§ GOAL OF THE EXERCISE: Copy out all lines where "Normalized" appears.

§ DATA SHOWN:
***
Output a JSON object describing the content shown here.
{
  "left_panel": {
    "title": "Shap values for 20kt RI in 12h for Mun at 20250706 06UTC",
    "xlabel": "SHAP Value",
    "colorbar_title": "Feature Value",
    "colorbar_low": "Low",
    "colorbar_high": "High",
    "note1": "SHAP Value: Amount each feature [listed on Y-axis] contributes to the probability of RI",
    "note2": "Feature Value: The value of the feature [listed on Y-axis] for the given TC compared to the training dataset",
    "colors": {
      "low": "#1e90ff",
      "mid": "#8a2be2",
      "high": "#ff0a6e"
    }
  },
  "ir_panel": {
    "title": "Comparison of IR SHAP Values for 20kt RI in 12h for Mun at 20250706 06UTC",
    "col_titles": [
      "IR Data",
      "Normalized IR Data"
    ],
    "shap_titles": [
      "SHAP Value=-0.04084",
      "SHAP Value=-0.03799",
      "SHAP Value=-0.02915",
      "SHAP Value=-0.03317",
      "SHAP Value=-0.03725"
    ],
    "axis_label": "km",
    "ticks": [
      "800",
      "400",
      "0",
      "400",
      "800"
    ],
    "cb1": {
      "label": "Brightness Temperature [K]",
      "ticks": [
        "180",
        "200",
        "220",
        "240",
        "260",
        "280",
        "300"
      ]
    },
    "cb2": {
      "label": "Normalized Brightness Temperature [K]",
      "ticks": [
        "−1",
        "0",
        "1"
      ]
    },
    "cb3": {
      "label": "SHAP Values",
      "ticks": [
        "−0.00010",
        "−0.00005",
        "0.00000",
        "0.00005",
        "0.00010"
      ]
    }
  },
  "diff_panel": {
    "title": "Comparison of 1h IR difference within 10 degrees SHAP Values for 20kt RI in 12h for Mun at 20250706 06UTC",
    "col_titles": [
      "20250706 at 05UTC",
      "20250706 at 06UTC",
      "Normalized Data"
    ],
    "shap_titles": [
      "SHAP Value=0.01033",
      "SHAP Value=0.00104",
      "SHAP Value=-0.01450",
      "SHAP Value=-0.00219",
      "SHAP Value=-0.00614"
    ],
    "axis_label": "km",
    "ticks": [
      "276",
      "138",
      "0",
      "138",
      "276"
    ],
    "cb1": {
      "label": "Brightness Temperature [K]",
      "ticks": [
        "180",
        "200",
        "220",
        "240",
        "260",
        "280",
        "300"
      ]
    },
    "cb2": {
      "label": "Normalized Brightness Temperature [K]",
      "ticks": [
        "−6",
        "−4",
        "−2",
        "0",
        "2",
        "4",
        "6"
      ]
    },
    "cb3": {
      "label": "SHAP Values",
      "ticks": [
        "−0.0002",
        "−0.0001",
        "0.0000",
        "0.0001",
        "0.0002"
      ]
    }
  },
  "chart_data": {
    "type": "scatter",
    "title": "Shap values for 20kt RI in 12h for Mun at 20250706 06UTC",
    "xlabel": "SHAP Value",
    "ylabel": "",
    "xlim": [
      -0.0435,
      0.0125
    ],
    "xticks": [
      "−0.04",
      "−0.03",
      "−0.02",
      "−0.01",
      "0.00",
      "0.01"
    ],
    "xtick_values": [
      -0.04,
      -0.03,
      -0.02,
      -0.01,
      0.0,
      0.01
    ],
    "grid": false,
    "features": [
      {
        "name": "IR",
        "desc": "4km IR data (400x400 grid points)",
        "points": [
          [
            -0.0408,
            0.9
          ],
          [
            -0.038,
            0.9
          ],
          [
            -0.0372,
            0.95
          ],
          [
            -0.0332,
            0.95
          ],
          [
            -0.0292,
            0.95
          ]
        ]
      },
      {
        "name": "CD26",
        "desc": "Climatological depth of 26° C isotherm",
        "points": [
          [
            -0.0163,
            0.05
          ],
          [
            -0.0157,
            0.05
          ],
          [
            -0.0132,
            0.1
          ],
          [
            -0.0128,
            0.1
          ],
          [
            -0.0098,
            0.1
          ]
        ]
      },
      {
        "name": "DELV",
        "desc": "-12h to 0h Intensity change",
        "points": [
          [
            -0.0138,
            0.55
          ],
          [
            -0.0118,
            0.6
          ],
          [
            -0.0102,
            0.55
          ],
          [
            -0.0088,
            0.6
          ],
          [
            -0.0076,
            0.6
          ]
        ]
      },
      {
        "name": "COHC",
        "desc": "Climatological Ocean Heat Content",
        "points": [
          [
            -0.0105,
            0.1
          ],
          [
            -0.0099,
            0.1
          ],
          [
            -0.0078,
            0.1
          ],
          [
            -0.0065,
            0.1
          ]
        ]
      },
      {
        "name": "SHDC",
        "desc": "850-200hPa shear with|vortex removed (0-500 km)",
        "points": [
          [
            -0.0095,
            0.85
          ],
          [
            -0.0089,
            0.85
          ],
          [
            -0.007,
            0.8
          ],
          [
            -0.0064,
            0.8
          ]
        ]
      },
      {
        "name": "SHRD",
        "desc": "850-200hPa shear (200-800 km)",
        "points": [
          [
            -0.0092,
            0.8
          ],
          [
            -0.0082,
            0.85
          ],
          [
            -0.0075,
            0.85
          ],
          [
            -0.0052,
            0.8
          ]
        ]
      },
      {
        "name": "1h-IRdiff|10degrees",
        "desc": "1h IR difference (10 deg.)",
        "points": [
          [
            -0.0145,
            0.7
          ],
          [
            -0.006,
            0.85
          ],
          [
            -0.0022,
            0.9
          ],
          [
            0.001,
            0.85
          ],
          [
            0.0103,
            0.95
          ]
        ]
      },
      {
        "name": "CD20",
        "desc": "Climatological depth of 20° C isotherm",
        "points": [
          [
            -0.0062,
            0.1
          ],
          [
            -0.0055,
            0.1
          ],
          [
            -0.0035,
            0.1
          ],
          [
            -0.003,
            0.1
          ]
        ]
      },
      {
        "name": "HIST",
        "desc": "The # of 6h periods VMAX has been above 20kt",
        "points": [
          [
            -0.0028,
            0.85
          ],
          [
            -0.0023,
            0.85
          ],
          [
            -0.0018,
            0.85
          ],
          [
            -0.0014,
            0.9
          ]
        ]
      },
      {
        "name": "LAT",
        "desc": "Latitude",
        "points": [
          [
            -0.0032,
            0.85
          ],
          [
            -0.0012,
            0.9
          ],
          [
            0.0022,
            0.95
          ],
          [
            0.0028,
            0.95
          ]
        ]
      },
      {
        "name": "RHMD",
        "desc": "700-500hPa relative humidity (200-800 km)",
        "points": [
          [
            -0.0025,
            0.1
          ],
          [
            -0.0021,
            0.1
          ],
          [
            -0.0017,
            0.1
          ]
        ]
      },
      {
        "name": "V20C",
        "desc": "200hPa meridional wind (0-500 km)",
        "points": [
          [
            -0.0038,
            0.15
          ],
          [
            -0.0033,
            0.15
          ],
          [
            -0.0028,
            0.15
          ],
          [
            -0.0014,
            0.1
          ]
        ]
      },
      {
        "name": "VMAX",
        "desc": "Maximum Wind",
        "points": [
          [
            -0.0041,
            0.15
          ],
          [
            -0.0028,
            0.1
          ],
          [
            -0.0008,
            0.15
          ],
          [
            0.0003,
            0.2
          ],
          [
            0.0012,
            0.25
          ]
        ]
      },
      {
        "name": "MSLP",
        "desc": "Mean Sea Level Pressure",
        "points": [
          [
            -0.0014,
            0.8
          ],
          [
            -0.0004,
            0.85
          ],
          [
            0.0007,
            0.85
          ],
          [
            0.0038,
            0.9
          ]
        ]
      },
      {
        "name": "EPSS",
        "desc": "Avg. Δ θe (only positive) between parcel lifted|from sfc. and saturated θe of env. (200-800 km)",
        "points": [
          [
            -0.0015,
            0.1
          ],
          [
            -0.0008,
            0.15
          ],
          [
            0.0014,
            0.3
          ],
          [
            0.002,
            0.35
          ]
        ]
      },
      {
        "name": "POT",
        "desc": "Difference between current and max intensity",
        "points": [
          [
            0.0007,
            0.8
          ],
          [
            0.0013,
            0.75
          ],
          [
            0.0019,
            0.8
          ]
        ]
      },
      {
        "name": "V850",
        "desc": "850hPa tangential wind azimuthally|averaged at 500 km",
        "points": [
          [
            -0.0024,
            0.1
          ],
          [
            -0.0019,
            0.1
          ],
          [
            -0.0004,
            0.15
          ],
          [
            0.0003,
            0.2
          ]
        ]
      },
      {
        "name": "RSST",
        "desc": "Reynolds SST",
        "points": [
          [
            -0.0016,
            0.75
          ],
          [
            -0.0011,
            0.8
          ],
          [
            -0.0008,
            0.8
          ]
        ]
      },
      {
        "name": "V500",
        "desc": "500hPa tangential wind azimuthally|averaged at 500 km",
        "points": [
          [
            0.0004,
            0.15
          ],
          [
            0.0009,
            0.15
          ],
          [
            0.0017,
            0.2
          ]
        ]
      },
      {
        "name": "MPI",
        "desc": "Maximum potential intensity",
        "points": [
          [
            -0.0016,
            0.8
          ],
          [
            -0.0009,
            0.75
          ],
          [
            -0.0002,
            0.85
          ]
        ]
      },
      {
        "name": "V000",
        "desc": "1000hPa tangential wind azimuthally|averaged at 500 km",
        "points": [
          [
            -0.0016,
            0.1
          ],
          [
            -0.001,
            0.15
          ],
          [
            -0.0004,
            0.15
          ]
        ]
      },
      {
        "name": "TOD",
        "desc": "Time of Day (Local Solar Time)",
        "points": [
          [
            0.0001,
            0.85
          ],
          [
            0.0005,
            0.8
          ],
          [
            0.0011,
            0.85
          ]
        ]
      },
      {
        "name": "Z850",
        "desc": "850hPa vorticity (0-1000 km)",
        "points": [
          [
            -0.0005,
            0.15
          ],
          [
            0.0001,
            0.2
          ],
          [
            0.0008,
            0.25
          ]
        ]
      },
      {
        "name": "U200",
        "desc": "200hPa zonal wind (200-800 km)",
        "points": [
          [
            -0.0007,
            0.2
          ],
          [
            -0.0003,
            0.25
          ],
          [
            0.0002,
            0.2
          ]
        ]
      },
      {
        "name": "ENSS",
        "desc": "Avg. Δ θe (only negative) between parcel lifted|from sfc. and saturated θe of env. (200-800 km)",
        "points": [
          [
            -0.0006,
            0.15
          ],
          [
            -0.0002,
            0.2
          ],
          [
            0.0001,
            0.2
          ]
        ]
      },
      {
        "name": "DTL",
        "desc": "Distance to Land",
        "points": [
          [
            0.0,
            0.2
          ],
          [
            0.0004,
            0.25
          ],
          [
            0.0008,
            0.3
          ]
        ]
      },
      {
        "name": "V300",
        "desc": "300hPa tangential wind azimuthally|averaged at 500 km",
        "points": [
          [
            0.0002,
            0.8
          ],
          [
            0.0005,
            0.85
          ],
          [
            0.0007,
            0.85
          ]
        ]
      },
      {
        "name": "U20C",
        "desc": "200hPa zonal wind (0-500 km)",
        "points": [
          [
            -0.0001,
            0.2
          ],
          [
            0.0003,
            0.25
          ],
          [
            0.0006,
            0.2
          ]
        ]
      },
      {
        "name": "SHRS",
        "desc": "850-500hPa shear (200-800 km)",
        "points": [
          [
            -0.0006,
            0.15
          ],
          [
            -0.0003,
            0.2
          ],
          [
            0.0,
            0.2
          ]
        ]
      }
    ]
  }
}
***
§ TASK SOLUTION:
      "Normalized IR Data"
      "label": "Normalized Brightness Temperature [K]",
      "Normalized Data"
      "label": "Normalized Brightness Temperature [K]",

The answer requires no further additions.